Without omitting anything, retype the data that follows.

(Figure dataset records)
·····

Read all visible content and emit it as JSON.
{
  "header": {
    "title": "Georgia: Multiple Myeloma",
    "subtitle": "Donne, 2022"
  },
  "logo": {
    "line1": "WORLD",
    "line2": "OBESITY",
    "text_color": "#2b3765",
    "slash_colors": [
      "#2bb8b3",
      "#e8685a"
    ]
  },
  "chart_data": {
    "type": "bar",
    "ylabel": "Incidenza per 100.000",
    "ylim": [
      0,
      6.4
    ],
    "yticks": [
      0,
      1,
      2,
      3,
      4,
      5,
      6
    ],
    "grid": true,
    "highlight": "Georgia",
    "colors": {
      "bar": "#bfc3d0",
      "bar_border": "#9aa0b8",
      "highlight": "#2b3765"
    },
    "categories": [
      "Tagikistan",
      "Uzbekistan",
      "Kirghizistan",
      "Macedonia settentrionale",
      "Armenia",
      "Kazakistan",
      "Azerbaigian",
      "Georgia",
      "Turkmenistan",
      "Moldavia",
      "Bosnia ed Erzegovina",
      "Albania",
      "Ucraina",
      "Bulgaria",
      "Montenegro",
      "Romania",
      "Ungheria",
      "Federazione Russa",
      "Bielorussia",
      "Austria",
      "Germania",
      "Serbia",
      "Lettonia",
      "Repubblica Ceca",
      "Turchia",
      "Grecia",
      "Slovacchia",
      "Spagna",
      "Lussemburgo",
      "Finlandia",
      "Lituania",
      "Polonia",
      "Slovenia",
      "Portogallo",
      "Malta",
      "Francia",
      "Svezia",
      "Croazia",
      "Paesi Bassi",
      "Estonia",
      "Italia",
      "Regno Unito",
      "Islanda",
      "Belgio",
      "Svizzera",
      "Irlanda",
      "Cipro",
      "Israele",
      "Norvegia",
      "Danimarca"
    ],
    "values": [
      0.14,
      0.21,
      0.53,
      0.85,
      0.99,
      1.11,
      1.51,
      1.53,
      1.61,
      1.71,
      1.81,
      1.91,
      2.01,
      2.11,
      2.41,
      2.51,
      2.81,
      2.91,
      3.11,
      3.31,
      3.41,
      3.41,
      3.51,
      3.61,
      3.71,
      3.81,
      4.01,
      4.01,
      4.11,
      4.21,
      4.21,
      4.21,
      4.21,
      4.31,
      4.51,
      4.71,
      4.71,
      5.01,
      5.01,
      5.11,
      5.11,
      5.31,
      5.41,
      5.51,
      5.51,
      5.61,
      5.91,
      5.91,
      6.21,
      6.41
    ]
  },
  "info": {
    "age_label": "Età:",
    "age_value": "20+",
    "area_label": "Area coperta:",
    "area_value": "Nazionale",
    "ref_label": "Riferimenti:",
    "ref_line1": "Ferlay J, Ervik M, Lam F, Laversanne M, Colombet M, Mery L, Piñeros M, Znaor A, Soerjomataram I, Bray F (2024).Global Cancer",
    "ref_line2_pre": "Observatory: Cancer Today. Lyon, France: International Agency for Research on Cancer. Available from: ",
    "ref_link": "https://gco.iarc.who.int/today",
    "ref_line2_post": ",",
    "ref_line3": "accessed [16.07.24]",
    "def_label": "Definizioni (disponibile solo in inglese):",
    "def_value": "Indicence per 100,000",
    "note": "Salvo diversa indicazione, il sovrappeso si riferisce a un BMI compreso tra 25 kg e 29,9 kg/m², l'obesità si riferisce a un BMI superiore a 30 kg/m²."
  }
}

·····

▸ **RESULT**:
Read all visible content and emit it as JSON.
{
  "header": {
    "title": "Georgia: Multiple Myeloma",
    "subtitle": "Donne, 2022"
  },
  "logo": {
    "line1": "WORLD",
    "line2": "OBESITY",
    "text_color": "#2b3765",
    "slash_colors": [
      "#2bb8b3",
      "#e8685a"
    ]
  },
  "chart_data": {
    "type": "bar",
    "ylabel": "Incidenza per 100.000",
    "ylim": [
      0,
      6.4
    ],
    "yticks": [
      0,
      1,
      2,
      3,
      4,
      5,
      6
    ],
    "grid": true,
    "highlight": "Georgia",
    "colors": {
      "bar": "#bfc3d0",
      "bar_border": "#9aa0b8",
      "highlight": "#2b3765"
    },
    "categories": [
      "Tagikistan",
      "Uzbekistan",
      "Kirghizistan",
      "Macedonia settentrionale",
      "Armenia",
      "Kazakistan",
      "Azerbaigian",
      "Georgia",
      "Turkmenistan",
      "Moldavia",
      "Bosnia ed Erzegovina",
      "Albania",
      "Ucraina",
      "Bulgaria",
      "Montenegro",
      "Romania",
      "Ungheria",
      "Federazione Russa",
      "Bielorussia",
      "Austria",
      "Germania",
      "Serbia",
      "Lettonia",
      "Repubblica Ceca",
      "Turchia",
      "Grecia",
      "Slovacchia",
      "Spagna",
      "Lussemburgo",
      "Finlandia",
      "Lituania",
      "Polonia",
      "Slovenia",
      "Portogallo",
      "Malta",
      "Francia",
      "Svezia",
      "Croazia",
      "Paesi Bassi",
      "Estonia",
      "Italia",
      "Regno Unito",
      "Islanda",
      "Belgio",
      "Svizzera",
      "Irlanda",
      "Cipro",
      "Israele",
      "Norvegia",
      "Danimarca"
    ],
    "values": [
      0.14,
      0.21,
      0.53,
      0.85,
      0.99,
      1.11,
      1.51,
      1.53,
      1.61,
      1.71,
      1.81,
      1.91,
      2.01,
      2.11,
      2.41,
      2.51,
      2.81,
      2.91,
      3.11,
      3.31,
      3.41,
      3.41,
      3.51,
      3.61,
      3.71,
      3.81,
      4.01,
      4.01,
      4.11,
      4.21,
      4.21,
      4.21,
      4.21,
      4.31,
      4.51,
      4.71,
      4.71,
      5.01,
      5.01,
      5.11,
      5.11,
      5.31,
      5.41,
      5.51,
      5.51,
      5.61,
      5.91,
      5.91,
      6.21,
      6.41
    ]
  },
  "info": {
    "age_label": "Età:",
    "age_value": "20+",
    "area_label": "Area coperta:",
    "area_value": "Nazionale",
    "ref_label": "Riferimenti:",
    "ref_line1": "Ferlay J, Ervik M, Lam F, Laversanne M, Colombet M, Mery L, Piñeros M, Znaor A, Soerjomataram I, Bray F (2024).Global Cancer",
    "ref_line2_pre": "Observatory: Cancer Today. Lyon, France: International Agency for Research on Cancer. Available from: ",
    "ref_link": "https://gco.iarc.who.int/today",
    "ref_line2_post": ",",
    "ref_line3": "accessed [16.07.24]",
    "def_label": "Definizioni (disponibile solo in inglese):",
    "def_value": "Indicence per 100,000",
    "note": "Salvo diversa indicazione, il sovrappeso si riferisce a un BMI compreso tra 25 kg e 29,9 kg/m², l'obesità si riferisce a un BMI superiore a 30 kg/m²."
  }
}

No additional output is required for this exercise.